__Aim__:
Reproduce the listing exactly, with no pictures in your copy.

Records contained in a dataset
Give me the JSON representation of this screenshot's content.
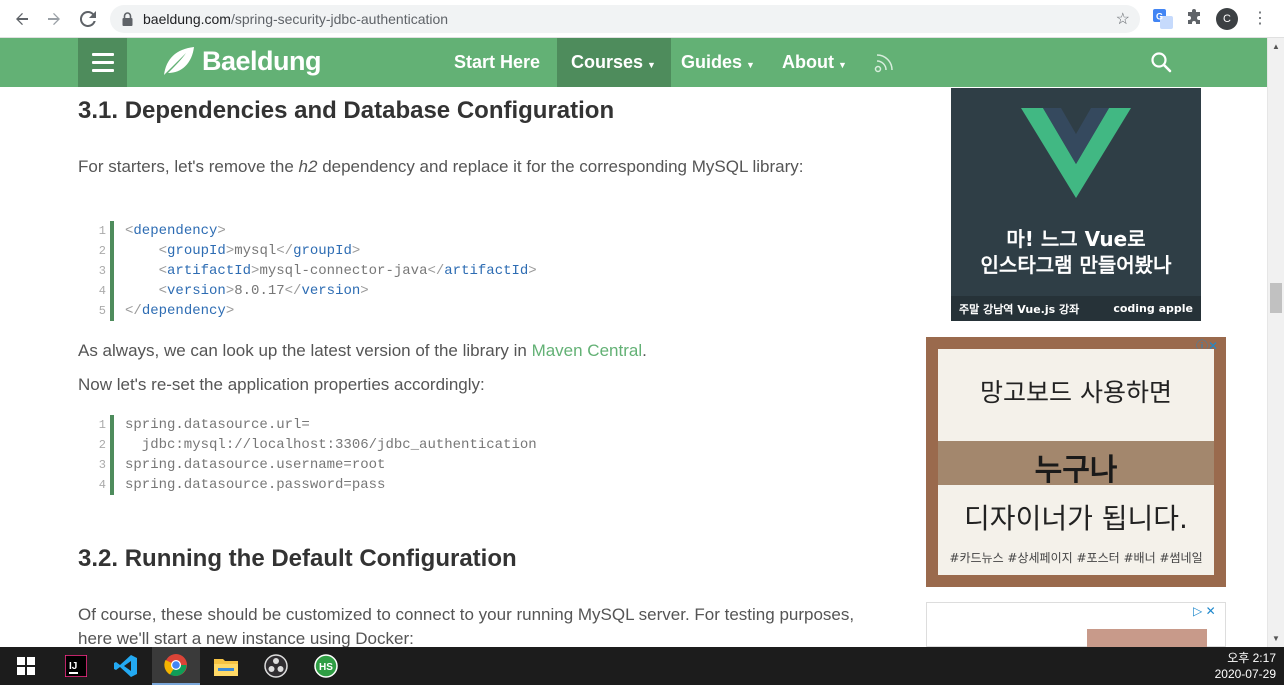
{
  "browser": {
    "url_domain": "baeldung.com",
    "url_path": "/spring-security-jdbc-authentication",
    "avatar_letter": "C"
  },
  "site": {
    "logo": "Baeldung",
    "nav": [
      {
        "label": "Start Here",
        "caret": ""
      },
      {
        "label": "Courses",
        "caret": "▼"
      },
      {
        "label": "Guides",
        "caret": "▼"
      },
      {
        "label": "About",
        "caret": "▼"
      }
    ],
    "accent": "#63b175",
    "accent_dark": "#4e8c5c"
  },
  "article": {
    "h_31": "3.1. Dependencies and Database Configuration",
    "p1_a": "For starters, let's remove the ",
    "p1_em": "h2",
    "p1_b": " dependency and replace it for the corresponding MySQL library:",
    "code1_lines": [
      "1",
      "2",
      "3",
      "4",
      "5"
    ],
    "code1": {
      "l1_tag": "dependency",
      "l2_tag": "groupId",
      "l2_val": "mysql",
      "l3_tag": "artifactId",
      "l3_val": "mysql-connector-java",
      "l4_tag": "version",
      "l4_val": "8.0.17",
      "l5_tag": "dependency"
    },
    "p2_a": "As always, we can look up the latest version of the library in ",
    "p2_link": "Maven Central",
    "p2_b": ".",
    "p3": "Now let's re-set the application properties accordingly:",
    "code2_lines": [
      "1",
      "2",
      "3",
      "4"
    ],
    "code2": [
      "spring.datasource.url=",
      "  jdbc:mysql://localhost:3306/jdbc_authentication",
      "spring.datasource.username=root",
      "spring.datasource.password=pass"
    ],
    "h_32": "3.2. Running the Default Configuration",
    "p4": "Of course, these should be customized to connect to your running MySQL server. For testing purposes, here we'll start a new instance using Docker:"
  },
  "ads": {
    "ad1_line1": "마! 느그 Vue로",
    "ad1_line2": "인스타그램 만들어봤나",
    "ad1_foot_left": "주말 강남역 Vue.js 강좌",
    "ad1_foot_right": "coding apple",
    "ad2_line1": "망고보드 사용하면",
    "ad2_line2": "누구나",
    "ad2_line3": "디자이너가 됩니다.",
    "ad2_tags": "#카드뉴스 #상세페이지 #포스터 #배너 #썸네일"
  },
  "taskbar": {
    "time": "오후 2:17",
    "date": "2020-07-29"
  }
}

__Written solution__:
Give me the JSON representation of this screenshot's content.
{
  "browser": {
    "url_domain": "baeldung.com",
    "url_path": "/spring-security-jdbc-authentication",
    "avatar_letter": "C"
  },
  "site": {
    "logo": "Baeldung",
    "nav": [
      {
        "label": "Start Here",
        "caret": ""
      },
      {
        "label": "Courses",
        "caret": "▼"
      },
      {
        "label": "Guides",
        "caret": "▼"
      },
      {
        "label": "About",
        "caret": "▼"
      }
    ],
    "accent": "#63b175",
    "accent_dark": "#4e8c5c"
  },
  "article": {
    "h_31": "3.1. Dependencies and Database Configuration",
    "p1_a": "For starters, let's remove the ",
    "p1_em": "h2",
    "p1_b": " dependency and replace it for the corresponding MySQL library:",
    "code1_lines": [
      "1",
      "2",
      "3",
      "4",
      "5"
    ],
    "code1": {
      "l1_tag": "dependency",
      "l2_tag": "groupId",
      "l2_val": "mysql",
      "l3_tag": "artifactId",
      "l3_val": "mysql-connector-java",
      "l4_tag": "version",
      "l4_val": "8.0.17",
      "l5_tag": "dependency"
    },
    "p2_a": "As always, we can look up the latest version of the library in ",
    "p2_link": "Maven Central",
    "p2_b": ".",
    "p3": "Now let's re-set the application properties accordingly:",
    "code2_lines": [
      "1",
      "2",
      "3",
      "4"
    ],
    "code2": [
      "spring.datasource.url=",
      "  jdbc:mysql://localhost:3306/jdbc_authentication",
      "spring.datasource.username=root",
      "spring.datasource.password=pass"
    ],
    "h_32": "3.2. Running the Default Configuration",
    "p4": "Of course, these should be customized to connect to your running MySQL server. For testing purposes, here we'll start a new instance using Docker:"
  },
  "ads": {
    "ad1_line1": "마! 느그 Vue로",
    "ad1_line2": "인스타그램 만들어봤나",
    "ad1_foot_left": "주말 강남역 Vue.js 강좌",
    "ad1_foot_right": "coding apple",
    "ad2_line1": "망고보드 사용하면",
    "ad2_line2": "누구나",
    "ad2_line3": "디자이너가 됩니다.",
    "ad2_tags": "#카드뉴스 #상세페이지 #포스터 #배너 #썸네일"
  },
  "taskbar": {
    "time": "오후 2:17",
    "date": "2020-07-29"
  }
}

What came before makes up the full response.